=== Provided information ===
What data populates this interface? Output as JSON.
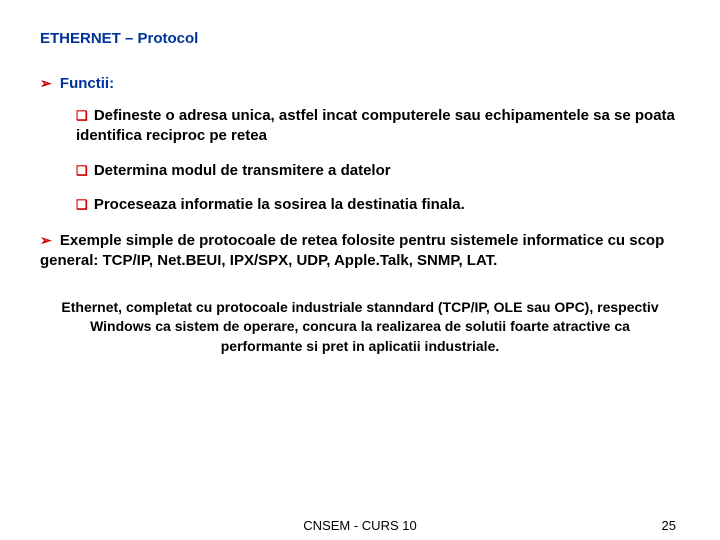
{
  "title": "ETHERNET – Protocol",
  "section1": {
    "heading": "Functii:",
    "items": [
      "Defineste o adresa unica, astfel incat computerele sau echipamentele sa se poata identifica reciproc pe retea",
      "Determina modul de transmitere a datelor",
      "Proceseaza informatie la sosirea la destinatia finala."
    ]
  },
  "section2": {
    "text": "Exemple simple de protocoale de retea folosite pentru sistemele informatice cu scop general: TCP/IP, Net.BEUI, IPX/SPX, UDP, Apple.Talk, SNMP, LAT."
  },
  "centered": "Ethernet, completat cu protocoale industriale stanndard (TCP/IP, OLE sau OPC), respectiv Windows ca sistem de operare, concura la realizarea de solutii foarte atractive ca performante si pret in aplicatii industriale.",
  "footer": {
    "center": "CNSEM - CURS 10",
    "page": "25"
  },
  "colors": {
    "heading": "#003399",
    "bullet": "#cc0000",
    "text": "#000000",
    "background": "#ffffff"
  }
}
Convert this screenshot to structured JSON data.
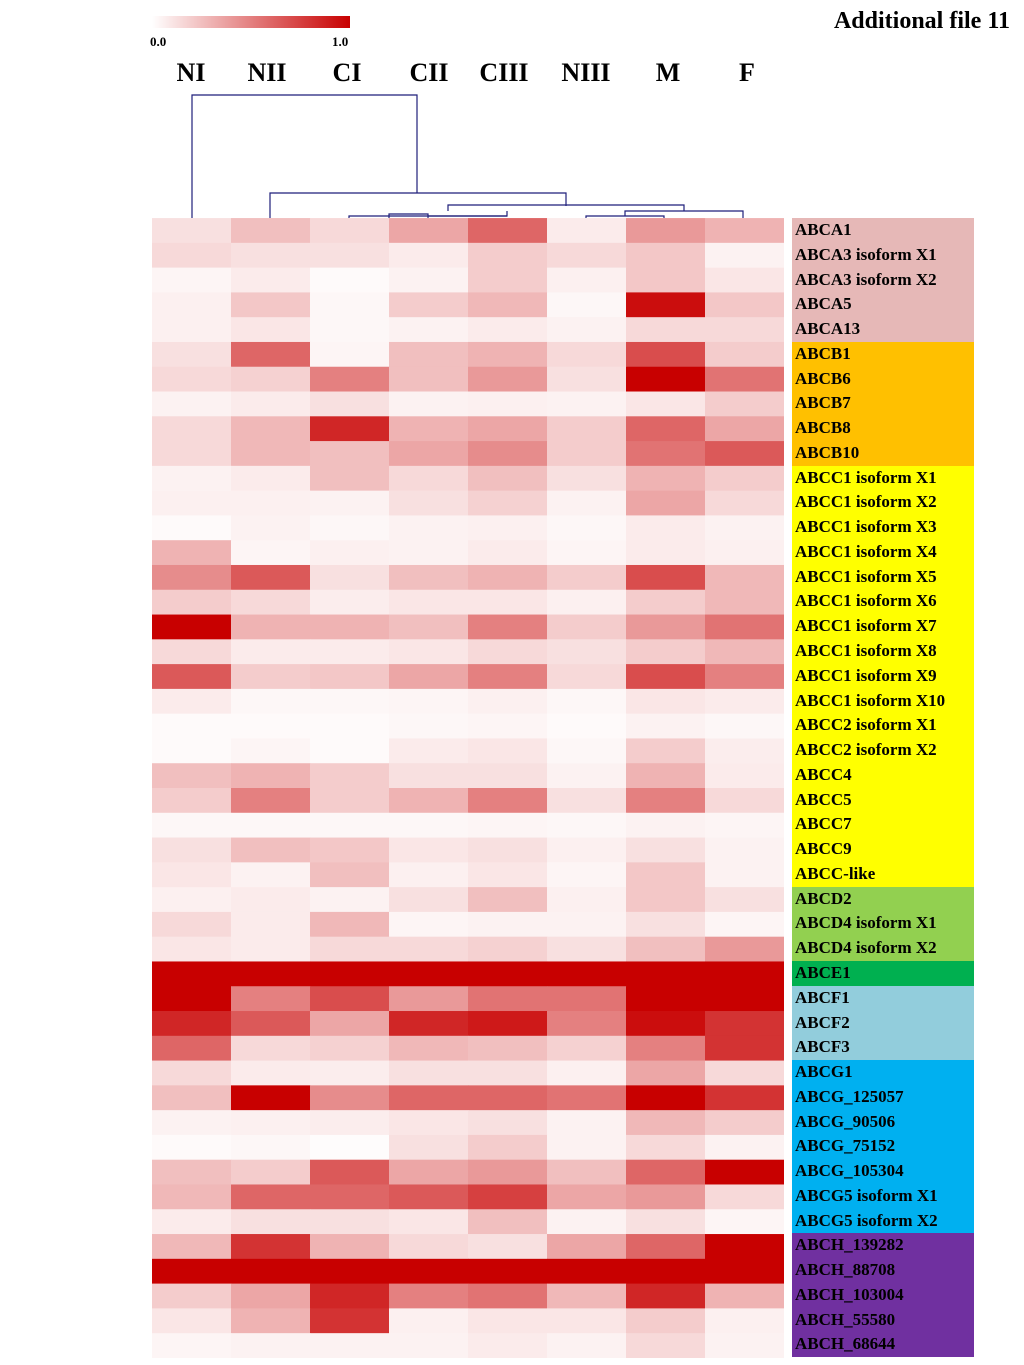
{
  "header": {
    "title": "Additional file 11"
  },
  "colorbar": {
    "min_label": "0.0",
    "max_label": "1.0",
    "low_color": "#ffffff",
    "high_color": "#c80000"
  },
  "chart_data": {
    "type": "heatmap",
    "columns": [
      "NI",
      "NII",
      "CI",
      "CII",
      "CIII",
      "NIII",
      "M",
      "F"
    ],
    "rows": [
      "ABCA1",
      "ABCA3 isoform X1",
      "ABCA3 isoform X2",
      "ABCA5",
      "ABCA13",
      "ABCB1",
      "ABCB6",
      "ABCB7",
      "ABCB8",
      "ABCB10",
      "ABCC1 isoform X1",
      "ABCC1 isoform X2",
      "ABCC1 isoform X3",
      "ABCC1 isoform X4",
      "ABCC1 isoform X5",
      "ABCC1 isoform X6",
      "ABCC1 isoform X7",
      "ABCC1 isoform X8",
      "ABCC1 isoform X9",
      "ABCC1 isoform X10",
      "ABCC2 isoform X1",
      "ABCC2 isoform X2",
      "ABCC4",
      "ABCC5",
      "ABCC7",
      "ABCC9",
      "ABCC-like",
      "ABCD2",
      "ABCD4 isoform X1",
      "ABCD4 isoform X2",
      "ABCE1",
      "ABCF1",
      "ABCF2",
      "ABCF3",
      "ABCG1",
      "ABCG_125057",
      "ABCG_90506",
      "ABCG_75152",
      "ABCG_105304",
      "ABCG5 isoform X1",
      "ABCG5 isoform X2",
      "ABCH_139282",
      "ABCH_88708",
      "ABCH_103004",
      "ABCH_55580",
      "ABCH_68644"
    ],
    "values": [
      [
        0.12,
        0.25,
        0.15,
        0.35,
        0.6,
        0.08,
        0.4,
        0.3
      ],
      [
        0.15,
        0.12,
        0.12,
        0.08,
        0.2,
        0.15,
        0.22,
        0.05
      ],
      [
        0.04,
        0.08,
        0.02,
        0.05,
        0.2,
        0.06,
        0.22,
        0.1
      ],
      [
        0.06,
        0.22,
        0.03,
        0.2,
        0.28,
        0.03,
        0.95,
        0.22
      ],
      [
        0.06,
        0.1,
        0.03,
        0.05,
        0.08,
        0.05,
        0.15,
        0.15
      ],
      [
        0.12,
        0.6,
        0.04,
        0.25,
        0.3,
        0.15,
        0.7,
        0.2
      ],
      [
        0.15,
        0.18,
        0.5,
        0.25,
        0.4,
        0.12,
        1.0,
        0.55
      ],
      [
        0.05,
        0.08,
        0.12,
        0.05,
        0.06,
        0.05,
        0.1,
        0.2
      ],
      [
        0.15,
        0.28,
        0.85,
        0.3,
        0.35,
        0.2,
        0.6,
        0.35
      ],
      [
        0.15,
        0.28,
        0.25,
        0.35,
        0.45,
        0.2,
        0.55,
        0.65
      ],
      [
        0.05,
        0.08,
        0.25,
        0.15,
        0.25,
        0.12,
        0.3,
        0.2
      ],
      [
        0.06,
        0.06,
        0.05,
        0.12,
        0.18,
        0.05,
        0.35,
        0.15
      ],
      [
        0.02,
        0.05,
        0.03,
        0.05,
        0.06,
        0.03,
        0.08,
        0.05
      ],
      [
        0.3,
        0.04,
        0.06,
        0.05,
        0.08,
        0.04,
        0.08,
        0.06
      ],
      [
        0.45,
        0.65,
        0.12,
        0.25,
        0.3,
        0.2,
        0.7,
        0.28
      ],
      [
        0.2,
        0.15,
        0.07,
        0.1,
        0.1,
        0.06,
        0.2,
        0.28
      ],
      [
        1.0,
        0.3,
        0.3,
        0.25,
        0.5,
        0.2,
        0.4,
        0.55
      ],
      [
        0.15,
        0.08,
        0.08,
        0.1,
        0.15,
        0.12,
        0.2,
        0.28
      ],
      [
        0.65,
        0.2,
        0.22,
        0.35,
        0.5,
        0.15,
        0.7,
        0.5
      ],
      [
        0.08,
        0.03,
        0.03,
        0.04,
        0.06,
        0.03,
        0.1,
        0.08
      ],
      [
        0.02,
        0.02,
        0.02,
        0.03,
        0.04,
        0.02,
        0.05,
        0.03
      ],
      [
        0.02,
        0.04,
        0.02,
        0.08,
        0.1,
        0.03,
        0.2,
        0.07
      ],
      [
        0.25,
        0.3,
        0.2,
        0.12,
        0.12,
        0.05,
        0.3,
        0.08
      ],
      [
        0.2,
        0.5,
        0.2,
        0.3,
        0.5,
        0.12,
        0.5,
        0.15
      ],
      [
        0.03,
        0.03,
        0.03,
        0.03,
        0.04,
        0.03,
        0.05,
        0.04
      ],
      [
        0.12,
        0.25,
        0.22,
        0.1,
        0.12,
        0.06,
        0.12,
        0.05
      ],
      [
        0.1,
        0.05,
        0.25,
        0.06,
        0.1,
        0.04,
        0.22,
        0.05
      ],
      [
        0.06,
        0.08,
        0.05,
        0.12,
        0.25,
        0.06,
        0.22,
        0.12
      ],
      [
        0.15,
        0.08,
        0.28,
        0.04,
        0.05,
        0.05,
        0.12,
        0.04
      ],
      [
        0.1,
        0.08,
        0.15,
        0.15,
        0.18,
        0.12,
        0.25,
        0.4
      ],
      [
        1.0,
        1.0,
        1.0,
        1.0,
        1.0,
        1.0,
        1.0,
        1.0
      ],
      [
        1.0,
        0.5,
        0.7,
        0.4,
        0.55,
        0.55,
        1.0,
        1.0
      ],
      [
        0.85,
        0.65,
        0.35,
        0.85,
        0.9,
        0.5,
        0.95,
        0.8
      ],
      [
        0.6,
        0.15,
        0.18,
        0.28,
        0.25,
        0.18,
        0.5,
        0.8
      ],
      [
        0.15,
        0.08,
        0.07,
        0.12,
        0.12,
        0.06,
        0.35,
        0.15
      ],
      [
        0.25,
        1.0,
        0.45,
        0.6,
        0.6,
        0.55,
        1.0,
        0.8
      ],
      [
        0.05,
        0.06,
        0.07,
        0.1,
        0.12,
        0.05,
        0.28,
        0.2
      ],
      [
        0.02,
        0.03,
        0.01,
        0.12,
        0.2,
        0.05,
        0.15,
        0.05
      ],
      [
        0.25,
        0.2,
        0.65,
        0.35,
        0.4,
        0.25,
        0.6,
        1.0
      ],
      [
        0.28,
        0.6,
        0.6,
        0.65,
        0.75,
        0.35,
        0.4,
        0.15
      ],
      [
        0.08,
        0.12,
        0.12,
        0.1,
        0.25,
        0.05,
        0.12,
        0.04
      ],
      [
        0.28,
        0.8,
        0.3,
        0.15,
        0.12,
        0.35,
        0.6,
        1.0
      ],
      [
        1.0,
        1.0,
        1.0,
        1.0,
        1.0,
        1.0,
        1.0,
        1.0
      ],
      [
        0.2,
        0.35,
        0.85,
        0.5,
        0.55,
        0.28,
        0.85,
        0.3
      ],
      [
        0.1,
        0.3,
        0.8,
        0.06,
        0.1,
        0.1,
        0.2,
        0.06
      ],
      [
        0.04,
        0.05,
        0.05,
        0.05,
        0.08,
        0.05,
        0.15,
        0.05
      ]
    ],
    "row_group_colors": [
      "#e6b8b7",
      "#e6b8b7",
      "#e6b8b7",
      "#e6b8b7",
      "#e6b8b7",
      "#ffc000",
      "#ffc000",
      "#ffc000",
      "#ffc000",
      "#ffc000",
      "#ffff00",
      "#ffff00",
      "#ffff00",
      "#ffff00",
      "#ffff00",
      "#ffff00",
      "#ffff00",
      "#ffff00",
      "#ffff00",
      "#ffff00",
      "#ffff00",
      "#ffff00",
      "#ffff00",
      "#ffff00",
      "#ffff00",
      "#ffff00",
      "#ffff00",
      "#92d050",
      "#92d050",
      "#92d050",
      "#00b050",
      "#92cddc",
      "#92cddc",
      "#92cddc",
      "#00b0f0",
      "#00b0f0",
      "#00b0f0",
      "#00b0f0",
      "#00b0f0",
      "#00b0f0",
      "#00b0f0",
      "#7030a0",
      "#7030a0",
      "#7030a0",
      "#7030a0",
      "#7030a0"
    ]
  }
}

=== Written problem ===
Count every line in the entries above where the word "retea" appears; respond with the number alone.

=== Task answer ===
2